#### [YOUR OBJECTIVE]
How many lines of these entries hold the string "this"? Reply with the number alone.

#### [EXERCISE MATERIAL]
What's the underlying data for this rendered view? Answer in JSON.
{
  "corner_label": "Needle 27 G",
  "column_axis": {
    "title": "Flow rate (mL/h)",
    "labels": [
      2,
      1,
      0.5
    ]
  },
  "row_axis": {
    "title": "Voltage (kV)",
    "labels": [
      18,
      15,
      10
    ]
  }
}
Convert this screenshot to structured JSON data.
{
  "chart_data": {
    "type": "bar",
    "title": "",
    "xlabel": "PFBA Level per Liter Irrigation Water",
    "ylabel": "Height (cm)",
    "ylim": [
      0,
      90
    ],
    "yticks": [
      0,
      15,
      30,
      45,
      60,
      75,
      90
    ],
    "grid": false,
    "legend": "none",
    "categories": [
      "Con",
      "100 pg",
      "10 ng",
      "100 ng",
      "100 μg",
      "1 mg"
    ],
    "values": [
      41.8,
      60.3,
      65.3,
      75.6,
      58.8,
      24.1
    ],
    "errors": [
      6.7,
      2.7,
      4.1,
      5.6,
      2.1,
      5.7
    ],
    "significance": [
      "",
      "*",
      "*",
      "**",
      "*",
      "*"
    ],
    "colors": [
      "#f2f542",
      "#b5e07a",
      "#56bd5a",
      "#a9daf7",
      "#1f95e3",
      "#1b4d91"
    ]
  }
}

#### [FULL ANSWER]
2